[Start of TASK INPUTS]

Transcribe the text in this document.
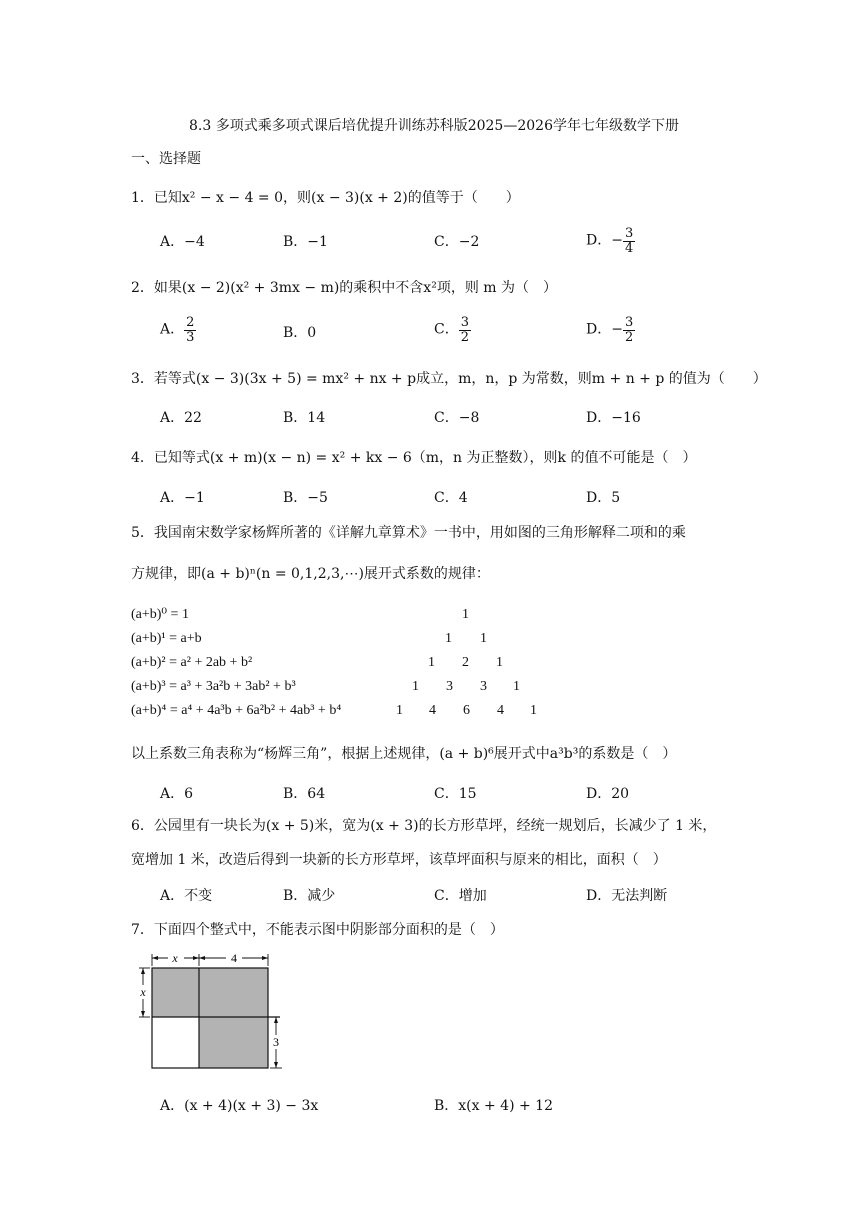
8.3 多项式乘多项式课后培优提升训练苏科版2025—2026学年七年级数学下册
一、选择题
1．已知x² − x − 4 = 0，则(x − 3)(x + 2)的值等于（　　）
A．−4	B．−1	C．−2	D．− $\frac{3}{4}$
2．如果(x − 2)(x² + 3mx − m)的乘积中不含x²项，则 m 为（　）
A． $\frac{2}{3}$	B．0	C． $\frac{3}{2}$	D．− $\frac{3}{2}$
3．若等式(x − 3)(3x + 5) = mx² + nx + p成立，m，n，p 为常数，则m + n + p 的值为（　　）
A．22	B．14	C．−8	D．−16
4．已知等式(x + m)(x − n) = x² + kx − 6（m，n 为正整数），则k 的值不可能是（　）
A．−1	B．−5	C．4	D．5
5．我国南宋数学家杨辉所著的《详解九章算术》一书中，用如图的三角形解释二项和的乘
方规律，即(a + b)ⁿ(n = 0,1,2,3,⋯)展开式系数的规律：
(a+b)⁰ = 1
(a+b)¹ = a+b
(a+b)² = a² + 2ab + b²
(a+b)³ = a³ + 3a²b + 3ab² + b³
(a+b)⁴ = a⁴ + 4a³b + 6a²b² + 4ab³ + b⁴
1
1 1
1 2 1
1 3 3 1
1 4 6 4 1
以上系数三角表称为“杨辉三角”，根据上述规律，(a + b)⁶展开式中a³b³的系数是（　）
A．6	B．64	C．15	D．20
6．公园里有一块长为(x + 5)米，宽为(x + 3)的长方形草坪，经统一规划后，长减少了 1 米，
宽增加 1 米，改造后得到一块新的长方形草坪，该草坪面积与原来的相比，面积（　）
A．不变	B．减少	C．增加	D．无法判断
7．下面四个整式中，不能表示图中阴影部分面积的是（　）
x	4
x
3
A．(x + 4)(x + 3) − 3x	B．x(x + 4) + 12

[End of TASK INPUTS]
[Start of TASK INPUTS]

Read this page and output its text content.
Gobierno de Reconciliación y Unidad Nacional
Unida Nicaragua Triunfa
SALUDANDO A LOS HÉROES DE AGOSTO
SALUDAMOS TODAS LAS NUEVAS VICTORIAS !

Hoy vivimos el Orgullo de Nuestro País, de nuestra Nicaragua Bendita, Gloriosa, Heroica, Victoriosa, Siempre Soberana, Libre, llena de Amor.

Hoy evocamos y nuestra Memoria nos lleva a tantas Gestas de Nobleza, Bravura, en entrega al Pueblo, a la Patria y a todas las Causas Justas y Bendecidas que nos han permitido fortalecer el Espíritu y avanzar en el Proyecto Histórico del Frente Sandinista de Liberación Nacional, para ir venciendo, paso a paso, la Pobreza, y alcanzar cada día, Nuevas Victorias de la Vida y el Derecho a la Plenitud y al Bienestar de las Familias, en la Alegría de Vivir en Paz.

[End of TASK INPUTS]

◆ EXERCISE
Whichever lines contain the string "Nicaragua", select and copy them.

◆ SOLUTION TO THE PROBLEM
Unida Nicaragua Triunfa
Hoy vivimos el Orgullo de Nuestro País, de nuestra Nicaragua Bendita, Gloriosa, Heroica, Victoriosa, Siempre Soberana, Libre, llena de Amor.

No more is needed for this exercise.